++++ DOCUMENT SECTION ++++

Vitamin B12 deficiency
Vitamin B12 is an essential cofactor and a coenzyme in multiple biochemical pathways, including the pathways of DNA and methionine synthesis. While the main site of vitamin B12 absorption is the distal ileum (where it is absorbed bound to intrinsic factor), a small proportion is also absorbed passively along the entire small bowel.61 Deficiency of vitamin B12 is common in CD and frequently results in anemia. Malabsorption of vitamin B12 resulting in anemia has also been described in patients with DH.20 The cause of the vitamin B12 deficiency in CD is not known but may include decreased gastric acid, bacterial overgrowth, autoimmune gastritis, decreased efficiency of mixing with transfer factors in the intestine, or perhaps subtle dysfunction of the distal small intestine.62,63
Recent studies suggested that 8% to 41% of previously untreated subjects with CD were deficient in vitamin B12.64,65 This is in accordance with an older study that reported 11% incidence of vitamin B12 deficiency in 50 consecutively diagnosed patients with CD.54 Vitamin B12 deficiency should be considered in all CD patients with hematologic and neurologic abnormalities. Measurements of vitamin B12 levels can be misleading and difficult to interpret, especially if the results fall within the lower range of normal or if there is a coexisting deficiency of folic acid.66 Elevated levels of serum methylmalonic acid (MMA) may enhance the diagnostic accuracy under these circumstances.67 Patients with vitamin B12 deficiency should receive therapy with parenteral vitamin B12. Even though studies have suggested that oral vitamin B12 may be as effective as parenteral vitamin B12, no such studies have been performed in patients with vitamin B12 deficiency secondary to CD.68
Deficiency of other micronutrients
The anemia seen in CD can also result from malabsorption of various micronutrients necessary for normal hematopoiesis. Copper deficiency has been described in adults and children with CD and may result in anemia and thrombocytopenia.69⇓⇓–72 We have recently diagnosed adult CD patients with symptomatic copper deficiency (T.R.H. and J.A.M., unpublished data, October 2006). Deficiencies in vitamin B6, pantothenic acid, and riboflavin have also been suggested as etiologic factors in patients with CD but recent data are lacking.13
Thrombocytopenia and thrombocytosis
Thrombocytopenia has rarely been reported in patients with CD and may be autoimmune in nature.72⇓⇓⇓⇓–77 Thrombocytopenia associated with CD has been reported in association with keratoconjunctivitis and choroidopathy, suggesting an autoimmune pathophysiology.73,74 The best therapy for thrombocytopenia in association with CD is uncertain, given the rarity of the problem, but a GFD may result in normalization of the platelet count in some cases.72
Thrombocytosis in association with CD appears to be more common than thrombocytopenia, occurring in up to 60% of patients.78⇓⇓–81 The exact etiology of the thrombocytosis is unknown but it may be secondary to inflammatory mediators or, in some cases, secondary to iron-deficiency anemia or functional hyposplenia.82 The thrombocytosis may resolve after institution of a GFD.79,80
Leukopenia/neutropenia
Abnormally low white-blood count has been reported in a few children with CD.72 These findings appear to be rare, and deficiencies of both folate and copper have been implicated as possible etiology for the leukopenia.69,70,83 The data on treatment of these patients are extremely limited but we recommend initiating a GFD and supplementing these patients' diets with oral copper sulfate if there is evidence of copper deficiency.

++++

### PROBLEM TO WORK ON:
According to the text on vitamin B12 deficiency and blood count abnormalities in CD, in up to what share of patients with CD does thrombocytosis occur?

++++ EXTRACTED MATERIAL ++++

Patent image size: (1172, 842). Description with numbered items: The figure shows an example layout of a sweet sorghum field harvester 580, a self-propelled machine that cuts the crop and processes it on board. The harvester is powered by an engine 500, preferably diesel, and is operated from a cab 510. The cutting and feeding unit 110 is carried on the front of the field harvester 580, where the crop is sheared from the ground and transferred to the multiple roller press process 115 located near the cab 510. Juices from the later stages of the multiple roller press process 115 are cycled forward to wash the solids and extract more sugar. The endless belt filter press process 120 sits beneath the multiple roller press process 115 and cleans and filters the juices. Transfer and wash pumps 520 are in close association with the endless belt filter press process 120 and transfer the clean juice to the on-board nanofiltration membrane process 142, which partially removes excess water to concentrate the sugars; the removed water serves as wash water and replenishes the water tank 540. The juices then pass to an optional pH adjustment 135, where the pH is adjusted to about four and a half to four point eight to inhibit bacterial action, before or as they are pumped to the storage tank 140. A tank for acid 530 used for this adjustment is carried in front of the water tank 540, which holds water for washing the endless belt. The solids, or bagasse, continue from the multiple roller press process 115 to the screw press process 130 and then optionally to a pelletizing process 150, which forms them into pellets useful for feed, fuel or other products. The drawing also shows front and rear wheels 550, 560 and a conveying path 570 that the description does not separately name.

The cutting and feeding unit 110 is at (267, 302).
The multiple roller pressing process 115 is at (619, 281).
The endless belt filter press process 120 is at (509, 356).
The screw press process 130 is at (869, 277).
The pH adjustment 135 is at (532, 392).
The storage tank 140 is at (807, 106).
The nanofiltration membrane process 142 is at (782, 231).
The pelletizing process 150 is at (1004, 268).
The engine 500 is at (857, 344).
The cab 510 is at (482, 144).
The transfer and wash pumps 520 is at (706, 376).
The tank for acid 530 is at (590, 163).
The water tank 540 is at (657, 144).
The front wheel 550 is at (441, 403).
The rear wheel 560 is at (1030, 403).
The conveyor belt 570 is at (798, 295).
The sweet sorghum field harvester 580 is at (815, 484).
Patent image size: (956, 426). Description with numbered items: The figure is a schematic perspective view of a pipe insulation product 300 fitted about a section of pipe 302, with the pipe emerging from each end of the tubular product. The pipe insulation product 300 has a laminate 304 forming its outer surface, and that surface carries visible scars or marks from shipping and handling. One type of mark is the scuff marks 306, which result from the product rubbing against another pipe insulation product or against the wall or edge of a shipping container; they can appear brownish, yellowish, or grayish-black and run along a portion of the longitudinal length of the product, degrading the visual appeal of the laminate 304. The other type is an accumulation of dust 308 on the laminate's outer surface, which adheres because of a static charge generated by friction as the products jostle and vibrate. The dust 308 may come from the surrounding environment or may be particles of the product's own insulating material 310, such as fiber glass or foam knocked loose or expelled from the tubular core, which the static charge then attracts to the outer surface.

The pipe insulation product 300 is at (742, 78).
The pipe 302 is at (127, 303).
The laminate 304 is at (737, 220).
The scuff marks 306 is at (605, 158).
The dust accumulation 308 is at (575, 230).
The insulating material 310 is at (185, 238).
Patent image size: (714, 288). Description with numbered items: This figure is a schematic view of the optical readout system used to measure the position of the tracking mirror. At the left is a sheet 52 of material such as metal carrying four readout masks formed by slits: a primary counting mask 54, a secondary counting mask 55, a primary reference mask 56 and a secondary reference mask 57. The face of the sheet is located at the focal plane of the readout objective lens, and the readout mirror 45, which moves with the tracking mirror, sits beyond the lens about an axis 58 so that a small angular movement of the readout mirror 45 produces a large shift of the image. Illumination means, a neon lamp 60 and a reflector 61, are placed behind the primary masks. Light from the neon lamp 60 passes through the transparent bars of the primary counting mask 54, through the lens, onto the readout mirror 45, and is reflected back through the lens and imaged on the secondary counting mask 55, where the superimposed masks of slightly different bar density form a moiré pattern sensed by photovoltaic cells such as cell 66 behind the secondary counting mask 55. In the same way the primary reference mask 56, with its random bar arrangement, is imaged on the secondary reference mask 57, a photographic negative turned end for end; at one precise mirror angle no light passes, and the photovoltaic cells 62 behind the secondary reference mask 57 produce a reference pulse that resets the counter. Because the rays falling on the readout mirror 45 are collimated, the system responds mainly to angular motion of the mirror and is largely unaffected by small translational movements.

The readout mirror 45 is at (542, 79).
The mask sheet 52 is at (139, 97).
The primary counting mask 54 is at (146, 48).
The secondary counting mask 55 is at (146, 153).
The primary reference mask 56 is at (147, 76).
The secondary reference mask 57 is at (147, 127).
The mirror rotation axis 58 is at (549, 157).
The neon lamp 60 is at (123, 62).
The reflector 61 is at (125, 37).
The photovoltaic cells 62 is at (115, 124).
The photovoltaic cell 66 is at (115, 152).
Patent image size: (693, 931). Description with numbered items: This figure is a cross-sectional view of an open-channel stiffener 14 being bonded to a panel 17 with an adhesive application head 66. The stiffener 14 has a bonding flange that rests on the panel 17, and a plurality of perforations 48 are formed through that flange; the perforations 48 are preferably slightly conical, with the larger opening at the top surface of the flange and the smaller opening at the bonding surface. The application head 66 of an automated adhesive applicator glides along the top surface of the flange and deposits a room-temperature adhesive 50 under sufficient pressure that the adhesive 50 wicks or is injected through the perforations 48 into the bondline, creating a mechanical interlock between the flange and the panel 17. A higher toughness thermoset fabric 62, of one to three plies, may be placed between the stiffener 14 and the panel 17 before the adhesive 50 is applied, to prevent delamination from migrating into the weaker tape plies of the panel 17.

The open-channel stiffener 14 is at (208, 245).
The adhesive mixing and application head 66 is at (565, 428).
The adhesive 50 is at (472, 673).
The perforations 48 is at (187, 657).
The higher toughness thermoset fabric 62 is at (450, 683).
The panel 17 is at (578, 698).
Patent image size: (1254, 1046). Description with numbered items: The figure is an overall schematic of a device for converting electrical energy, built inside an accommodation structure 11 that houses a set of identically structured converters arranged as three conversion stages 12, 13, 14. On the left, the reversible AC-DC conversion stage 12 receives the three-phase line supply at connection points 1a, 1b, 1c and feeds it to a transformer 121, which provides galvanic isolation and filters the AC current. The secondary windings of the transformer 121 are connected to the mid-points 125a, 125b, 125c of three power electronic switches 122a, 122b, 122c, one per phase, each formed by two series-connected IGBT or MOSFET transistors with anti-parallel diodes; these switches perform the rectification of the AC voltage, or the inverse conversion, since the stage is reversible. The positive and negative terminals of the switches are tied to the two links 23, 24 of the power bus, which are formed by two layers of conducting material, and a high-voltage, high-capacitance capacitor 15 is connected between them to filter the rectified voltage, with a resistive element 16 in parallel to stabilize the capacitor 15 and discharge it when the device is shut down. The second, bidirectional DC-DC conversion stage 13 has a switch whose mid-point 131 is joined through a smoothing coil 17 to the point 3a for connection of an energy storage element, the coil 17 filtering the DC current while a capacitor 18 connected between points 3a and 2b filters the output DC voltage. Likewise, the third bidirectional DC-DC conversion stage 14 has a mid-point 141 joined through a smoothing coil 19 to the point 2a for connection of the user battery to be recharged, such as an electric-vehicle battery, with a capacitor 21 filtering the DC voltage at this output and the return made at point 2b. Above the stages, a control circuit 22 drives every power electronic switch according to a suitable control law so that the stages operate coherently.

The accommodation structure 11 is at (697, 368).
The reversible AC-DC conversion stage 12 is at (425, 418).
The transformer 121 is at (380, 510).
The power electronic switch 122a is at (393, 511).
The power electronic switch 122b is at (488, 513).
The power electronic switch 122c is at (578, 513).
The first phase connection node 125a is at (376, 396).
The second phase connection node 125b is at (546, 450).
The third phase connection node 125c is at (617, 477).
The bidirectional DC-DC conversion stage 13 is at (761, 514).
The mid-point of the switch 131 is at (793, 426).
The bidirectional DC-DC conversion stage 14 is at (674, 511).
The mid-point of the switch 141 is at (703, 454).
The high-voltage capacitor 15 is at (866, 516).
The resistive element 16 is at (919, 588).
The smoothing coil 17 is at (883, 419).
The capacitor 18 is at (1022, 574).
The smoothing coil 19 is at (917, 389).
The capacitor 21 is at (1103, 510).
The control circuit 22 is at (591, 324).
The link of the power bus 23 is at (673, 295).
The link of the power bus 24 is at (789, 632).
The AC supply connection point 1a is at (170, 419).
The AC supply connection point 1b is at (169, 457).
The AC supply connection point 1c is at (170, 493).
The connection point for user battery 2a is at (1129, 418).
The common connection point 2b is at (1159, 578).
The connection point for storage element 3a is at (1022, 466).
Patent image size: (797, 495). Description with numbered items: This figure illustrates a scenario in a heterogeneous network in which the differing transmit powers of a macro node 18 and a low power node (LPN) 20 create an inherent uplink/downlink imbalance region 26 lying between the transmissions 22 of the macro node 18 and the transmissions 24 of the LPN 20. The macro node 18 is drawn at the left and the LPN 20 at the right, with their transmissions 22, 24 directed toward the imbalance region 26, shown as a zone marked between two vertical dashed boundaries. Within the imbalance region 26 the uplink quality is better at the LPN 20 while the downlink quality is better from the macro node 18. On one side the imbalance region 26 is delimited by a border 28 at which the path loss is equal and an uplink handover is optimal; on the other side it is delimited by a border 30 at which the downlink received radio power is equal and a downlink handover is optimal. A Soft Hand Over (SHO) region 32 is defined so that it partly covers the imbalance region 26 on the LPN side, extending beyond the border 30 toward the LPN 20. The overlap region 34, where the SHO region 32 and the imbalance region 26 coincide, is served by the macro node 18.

++++

### TASK OUTPUT:
Up to 60% of patients.